Scan the records and identify every line in which the string "жилыми" occurs, then return those lines.

### [Extracted data]
--------

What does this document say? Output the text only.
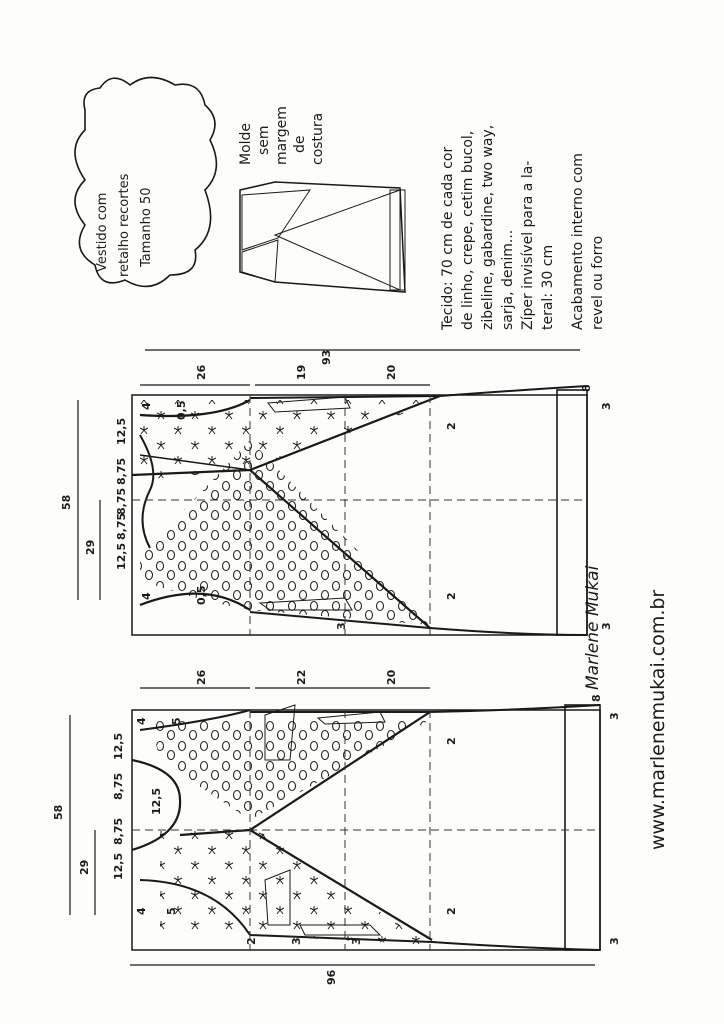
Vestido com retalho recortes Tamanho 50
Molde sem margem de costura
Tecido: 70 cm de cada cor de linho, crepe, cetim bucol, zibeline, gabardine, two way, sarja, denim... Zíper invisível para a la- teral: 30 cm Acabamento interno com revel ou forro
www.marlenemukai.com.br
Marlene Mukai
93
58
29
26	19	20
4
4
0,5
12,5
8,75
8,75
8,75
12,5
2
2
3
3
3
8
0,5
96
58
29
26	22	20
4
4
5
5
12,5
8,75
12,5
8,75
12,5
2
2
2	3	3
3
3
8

--------

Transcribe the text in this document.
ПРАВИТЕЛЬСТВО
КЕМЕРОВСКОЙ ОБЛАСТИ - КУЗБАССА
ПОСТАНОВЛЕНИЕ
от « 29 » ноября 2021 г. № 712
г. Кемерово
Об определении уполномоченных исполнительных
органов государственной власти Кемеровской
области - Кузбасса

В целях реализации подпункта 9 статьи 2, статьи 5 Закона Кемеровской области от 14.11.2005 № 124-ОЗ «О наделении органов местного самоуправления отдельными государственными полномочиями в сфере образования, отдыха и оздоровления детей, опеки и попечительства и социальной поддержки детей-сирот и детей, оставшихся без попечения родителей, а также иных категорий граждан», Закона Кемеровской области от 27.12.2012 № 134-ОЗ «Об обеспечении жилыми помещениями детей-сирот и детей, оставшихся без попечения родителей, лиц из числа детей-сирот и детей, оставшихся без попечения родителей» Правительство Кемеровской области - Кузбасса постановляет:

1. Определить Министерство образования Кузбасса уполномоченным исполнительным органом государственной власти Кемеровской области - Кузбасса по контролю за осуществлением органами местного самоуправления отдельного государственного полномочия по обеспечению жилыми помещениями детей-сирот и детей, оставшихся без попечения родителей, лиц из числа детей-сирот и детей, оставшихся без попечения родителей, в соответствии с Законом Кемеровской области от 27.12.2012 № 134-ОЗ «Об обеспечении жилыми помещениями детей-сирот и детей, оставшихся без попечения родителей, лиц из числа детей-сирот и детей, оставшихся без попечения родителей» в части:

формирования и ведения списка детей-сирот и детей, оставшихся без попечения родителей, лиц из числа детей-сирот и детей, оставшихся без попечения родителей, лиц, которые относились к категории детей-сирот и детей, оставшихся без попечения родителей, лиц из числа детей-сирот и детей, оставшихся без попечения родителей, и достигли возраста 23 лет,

--------

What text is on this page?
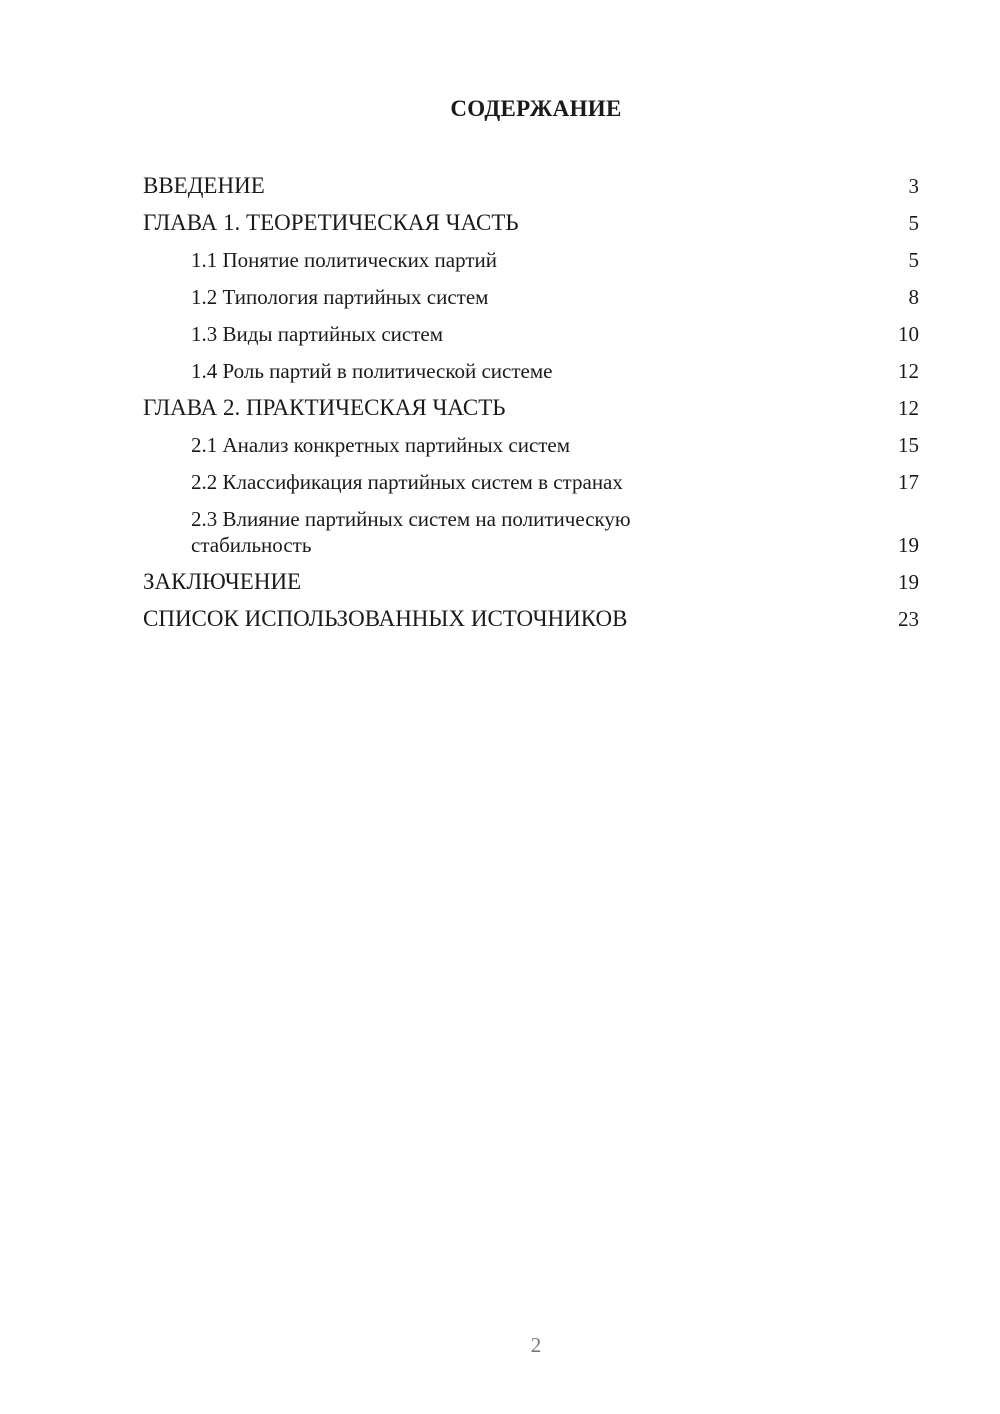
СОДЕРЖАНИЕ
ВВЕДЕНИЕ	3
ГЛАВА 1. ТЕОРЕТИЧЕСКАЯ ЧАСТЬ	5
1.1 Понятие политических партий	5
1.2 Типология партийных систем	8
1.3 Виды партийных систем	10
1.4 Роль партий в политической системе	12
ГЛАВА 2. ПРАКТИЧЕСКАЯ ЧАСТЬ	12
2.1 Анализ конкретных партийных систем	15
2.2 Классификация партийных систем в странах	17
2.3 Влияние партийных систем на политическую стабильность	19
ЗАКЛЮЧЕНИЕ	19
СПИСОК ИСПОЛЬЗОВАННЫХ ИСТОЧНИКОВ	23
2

--------

### [Task answer]
В целях реализации подпункта 9 статьи 2, статьи 5 Закона Кемеровской области от 14.11.2005 № 124-ОЗ «О наделении органов местного самоуправления отдельными государственными полномочиями в сфере образования, отдыха и оздоровления детей, опеки и попечительства и социальной поддержки детей-сирот и детей, оставшихся без попечения родителей, а также иных категорий граждан», Закона Кемеровской области от 27.12.2012 № 134-ОЗ «Об обеспечении жилыми помещениями детей-сирот и детей, оставшихся без попечения родителей, лиц из числа детей-сирот и детей, оставшихся без попечения родителей» Правительство Кемеровской области - Кузбасса постановляет:
1. Определить Министерство образования Кузбасса уполномоченным исполнительным органом государственной власти Кемеровской области - Кузбасса по контролю за осуществлением органами местного самоуправления отдельного государственного полномочия по обеспечению жилыми помещениями детей-сирот и детей, оставшихся без попечения родителей, лиц из числа детей-сирот и детей, оставшихся без попечения родителей, в соответствии с Законом Кемеровской области от 27.12.2012 № 134-ОЗ «Об обеспечении жилыми помещениями детей-сирот и детей, оставшихся без попечения родителей, лиц из числа детей-сирот и детей, оставшихся без попечения родителей» в части:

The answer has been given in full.